--- BEGIN ---

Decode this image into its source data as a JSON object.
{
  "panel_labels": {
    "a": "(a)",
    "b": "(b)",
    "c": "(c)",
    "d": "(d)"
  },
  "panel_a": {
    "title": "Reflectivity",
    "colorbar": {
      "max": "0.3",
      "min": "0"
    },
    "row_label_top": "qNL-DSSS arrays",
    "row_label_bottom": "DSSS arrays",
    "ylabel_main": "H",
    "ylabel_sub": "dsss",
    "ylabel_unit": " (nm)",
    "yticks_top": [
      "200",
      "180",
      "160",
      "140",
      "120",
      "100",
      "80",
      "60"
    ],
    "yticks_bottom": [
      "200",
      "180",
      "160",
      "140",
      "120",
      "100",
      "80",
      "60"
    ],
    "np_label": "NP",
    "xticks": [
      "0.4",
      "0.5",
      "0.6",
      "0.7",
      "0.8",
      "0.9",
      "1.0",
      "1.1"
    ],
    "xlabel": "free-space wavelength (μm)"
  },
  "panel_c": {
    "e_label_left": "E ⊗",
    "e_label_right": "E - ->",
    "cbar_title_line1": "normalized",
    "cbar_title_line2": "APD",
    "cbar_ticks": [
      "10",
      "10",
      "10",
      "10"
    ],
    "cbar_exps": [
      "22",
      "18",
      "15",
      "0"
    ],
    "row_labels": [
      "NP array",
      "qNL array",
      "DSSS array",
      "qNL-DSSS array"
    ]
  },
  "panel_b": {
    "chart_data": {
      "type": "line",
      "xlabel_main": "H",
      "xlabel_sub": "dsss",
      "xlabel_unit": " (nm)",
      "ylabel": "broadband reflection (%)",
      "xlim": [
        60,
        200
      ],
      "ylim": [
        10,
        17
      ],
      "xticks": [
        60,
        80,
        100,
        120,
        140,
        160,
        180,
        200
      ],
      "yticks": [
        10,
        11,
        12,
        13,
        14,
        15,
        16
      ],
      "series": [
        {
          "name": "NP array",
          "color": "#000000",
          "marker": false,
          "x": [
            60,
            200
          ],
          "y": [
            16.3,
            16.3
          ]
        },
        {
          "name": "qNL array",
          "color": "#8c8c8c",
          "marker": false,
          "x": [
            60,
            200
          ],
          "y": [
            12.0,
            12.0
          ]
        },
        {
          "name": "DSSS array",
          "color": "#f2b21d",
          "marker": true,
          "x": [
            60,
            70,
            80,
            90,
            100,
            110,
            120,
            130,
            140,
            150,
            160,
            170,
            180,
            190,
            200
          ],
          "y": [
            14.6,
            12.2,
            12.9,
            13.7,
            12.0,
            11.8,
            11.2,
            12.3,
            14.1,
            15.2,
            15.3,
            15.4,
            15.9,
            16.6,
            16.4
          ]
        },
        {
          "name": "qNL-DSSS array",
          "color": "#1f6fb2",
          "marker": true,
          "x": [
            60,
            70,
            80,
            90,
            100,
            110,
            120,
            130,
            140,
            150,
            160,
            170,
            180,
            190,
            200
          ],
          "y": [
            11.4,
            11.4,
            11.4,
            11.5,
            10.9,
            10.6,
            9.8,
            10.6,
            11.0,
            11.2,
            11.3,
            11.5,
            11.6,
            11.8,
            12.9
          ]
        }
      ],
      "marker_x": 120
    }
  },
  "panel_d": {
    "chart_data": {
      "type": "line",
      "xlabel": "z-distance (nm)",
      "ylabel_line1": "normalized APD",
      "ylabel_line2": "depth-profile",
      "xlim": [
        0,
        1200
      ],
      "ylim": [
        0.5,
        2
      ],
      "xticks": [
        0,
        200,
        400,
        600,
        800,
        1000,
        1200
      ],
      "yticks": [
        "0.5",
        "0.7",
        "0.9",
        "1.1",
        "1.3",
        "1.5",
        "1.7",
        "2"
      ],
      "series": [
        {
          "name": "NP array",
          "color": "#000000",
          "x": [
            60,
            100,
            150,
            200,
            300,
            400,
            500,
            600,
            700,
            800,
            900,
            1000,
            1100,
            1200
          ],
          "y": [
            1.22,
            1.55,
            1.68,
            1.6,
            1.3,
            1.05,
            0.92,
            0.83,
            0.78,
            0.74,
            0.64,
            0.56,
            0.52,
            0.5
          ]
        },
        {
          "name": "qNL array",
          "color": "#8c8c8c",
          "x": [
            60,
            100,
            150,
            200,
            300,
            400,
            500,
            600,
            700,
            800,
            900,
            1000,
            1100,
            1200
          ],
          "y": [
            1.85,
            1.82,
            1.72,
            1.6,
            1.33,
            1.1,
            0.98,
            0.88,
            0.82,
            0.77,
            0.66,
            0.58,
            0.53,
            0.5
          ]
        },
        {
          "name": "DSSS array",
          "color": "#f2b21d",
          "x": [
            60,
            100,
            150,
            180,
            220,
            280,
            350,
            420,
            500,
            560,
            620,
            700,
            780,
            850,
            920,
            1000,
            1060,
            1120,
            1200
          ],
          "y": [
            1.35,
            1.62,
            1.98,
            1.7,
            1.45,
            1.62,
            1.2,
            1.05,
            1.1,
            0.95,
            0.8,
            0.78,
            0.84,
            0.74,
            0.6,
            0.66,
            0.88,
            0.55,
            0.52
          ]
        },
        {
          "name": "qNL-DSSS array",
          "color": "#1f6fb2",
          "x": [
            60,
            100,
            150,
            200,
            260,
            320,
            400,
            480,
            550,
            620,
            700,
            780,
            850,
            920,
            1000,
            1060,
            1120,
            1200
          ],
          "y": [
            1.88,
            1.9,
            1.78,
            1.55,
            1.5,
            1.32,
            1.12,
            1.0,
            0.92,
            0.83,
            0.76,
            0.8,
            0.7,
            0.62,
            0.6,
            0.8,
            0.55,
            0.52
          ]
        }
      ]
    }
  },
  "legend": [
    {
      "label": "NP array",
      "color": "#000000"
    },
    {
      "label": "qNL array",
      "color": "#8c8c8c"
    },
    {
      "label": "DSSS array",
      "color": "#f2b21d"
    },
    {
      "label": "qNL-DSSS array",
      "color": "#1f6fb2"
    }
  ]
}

--- END ---

> [Your objective]: Retype all the material above precisely, with no line left out.

> [Reply to the exercise]:
Decode this image into its source data as a JSON object.
{
  "panel_labels": {
    "a": "(a)",
    "b": "(b)",
    "c": "(c)",
    "d": "(d)"
  },
  "panel_a": {
    "title": "Reflectivity",
    "colorbar": {
      "max": "0.3",
      "min": "0"
    },
    "row_label_top": "qNL-DSSS arrays",
    "row_label_bottom": "DSSS arrays",
    "ylabel_main": "H",
    "ylabel_sub": "dsss",
    "ylabel_unit": " (nm)",
    "yticks_top": [
      "200",
      "180",
      "160",
      "140",
      "120",
      "100",
      "80",
      "60"
    ],
    "yticks_bottom": [
      "200",
      "180",
      "160",
      "140",
      "120",
      "100",
      "80",
      "60"
    ],
    "np_label": "NP",
    "xticks": [
      "0.4",
      "0.5",
      "0.6",
      "0.7",
      "0.8",
      "0.9",
      "1.0",
      "1.1"
    ],
    "xlabel": "free-space wavelength (μm)"
  },
  "panel_c": {
    "e_label_left": "E ⊗",
    "e_label_right": "E - ->",
    "cbar_title_line1": "normalized",
    "cbar_title_line2": "APD",
    "cbar_ticks": [
      "10",
      "10",
      "10",
      "10"
    ],
    "cbar_exps": [
      "22",
      "18",
      "15",
      "0"
    ],
    "row_labels": [
      "NP array",
      "qNL array",
      "DSSS array",
      "qNL-DSSS array"
    ]
  },
  "panel_b": {
    "chart_data": {
      "type": "line",
      "xlabel_main": "H",
      "xlabel_sub": "dsss",
      "xlabel_unit": " (nm)",
      "ylabel": "broadband reflection (%)",
      "xlim": [
        60,
        200
      ],
      "ylim": [
        10,
        17
      ],
      "xticks": [
        60,
        80,
        100,
        120,
        140,
        160,
        180,
        200
      ],
      "yticks": [
        10,
        11,
        12,
        13,
        14,
        15,
        16
      ],
      "series": [
        {
          "name": "NP array",
          "color": "#000000",
          "marker": false,
          "x": [
            60,
            200
          ],
          "y": [
            16.3,
            16.3
          ]
        },
        {
          "name": "qNL array",
          "color": "#8c8c8c",
          "marker": false,
          "x": [
            60,
            200
          ],
          "y": [
            12.0,
            12.0
          ]
        },
        {
          "name": "DSSS array",
          "color": "#f2b21d",
          "marker": true,
          "x": [
            60,
            70,
            80,
            90,
            100,
            110,
            120,
            130,
            140,
            150,
            160,
            170,
            180,
            190,
            200
          ],
          "y": [
            14.6,
            12.2,
            12.9,
            13.7,
            12.0,
            11.8,
            11.2,
            12.3,
            14.1,
            15.2,
            15.3,
            15.4,
            15.9,
            16.6,
            16.4
          ]
        },
        {
          "name": "qNL-DSSS array",
          "color": "#1f6fb2",
          "marker": true,
          "x": [
            60,
            70,
            80,
            90,
            100,
            110,
            120,
            130,
            140,
            150,
            160,
            170,
            180,
            190,
            200
          ],
          "y": [
            11.4,
            11.4,
            11.4,
            11.5,
            10.9,
            10.6,
            9.8,
            10.6,
            11.0,
            11.2,
            11.3,
            11.5,
            11.6,
            11.8,
            12.9
          ]
        }
      ],
      "marker_x": 120
    }
  },
  "panel_d": {
    "chart_data": {
      "type": "line",
      "xlabel": "z-distance (nm)",
      "ylabel_line1": "normalized APD",
      "ylabel_line2": "depth-profile",
      "xlim": [
        0,
        1200
      ],
      "ylim": [
        0.5,
        2
      ],
      "xticks": [
        0,
        200,
        400,
        600,
        800,
        1000,
        1200
      ],
      "yticks": [
        "0.5",
        "0.7",
        "0.9",
        "1.1",
        "1.3",
        "1.5",
        "1.7",
        "2"
      ],
      "series": [
        {
          "name": "NP array",
          "color": "#000000",
          "x": [
            60,
            100,
            150,
            200,
            300,
            400,
            500,
            600,
            700,
            800,
            900,
            1000,
            1100,
            1200
          ],
          "y": [
            1.22,
            1.55,
            1.68,
            1.6,
            1.3,
            1.05,
            0.92,
            0.83,
            0.78,
            0.74,
            0.64,
            0.56,
            0.52,
            0.5
          ]
        },
        {
          "name": "qNL array",
          "color": "#8c8c8c",
          "x": [
            60,
            100,
            150,
            200,
            300,
            400,
            500,
            600,
            700,
            800,
            900,
            1000,
            1100,
            1200
          ],
          "y": [
            1.85,
            1.82,
            1.72,
            1.6,
            1.33,
            1.1,
            0.98,
            0.88,
            0.82,
            0.77,
            0.66,
            0.58,
            0.53,
            0.5
          ]
        },
        {
          "name": "DSSS array",
          "color": "#f2b21d",
          "x": [
            60,
            100,
            150,
            180,
            220,
            280,
            350,
            420,
            500,
            560,
            620,
            700,
            780,
            850,
            920,
            1000,
            1060,
            1120,
            1200
          ],
          "y": [
            1.35,
            1.62,
            1.98,
            1.7,
            1.45,
            1.62,
            1.2,
            1.05,
            1.1,
            0.95,
            0.8,
            0.78,
            0.84,
            0.74,
            0.6,
            0.66,
            0.88,
            0.55,
            0.52
          ]
        },
        {
          "name": "qNL-DSSS array",
          "color": "#1f6fb2",
          "x": [
            60,
            100,
            150,
            200,
            260,
            320,
            400,
            480,
            550,
            620,
            700,
            780,
            850,
            920,
            1000,
            1060,
            1120,
            1200
          ],
          "y": [
            1.88,
            1.9,
            1.78,
            1.55,
            1.5,
            1.32,
            1.12,
            1.0,
            0.92,
            0.83,
            0.76,
            0.8,
            0.7,
            0.62,
            0.6,
            0.8,
            0.55,
            0.52
          ]
        }
      ]
    }
  },
  "legend": [
    {
      "label": "NP array",
      "color": "#000000"
    },
    {
      "label": "qNL array",
      "color": "#8c8c8c"
    },
    {
      "label": "DSSS array",
      "color": "#f2b21d"
    },
    {
      "label": "qNL-DSSS array",
      "color": "#1f6fb2"
    }
  ]
}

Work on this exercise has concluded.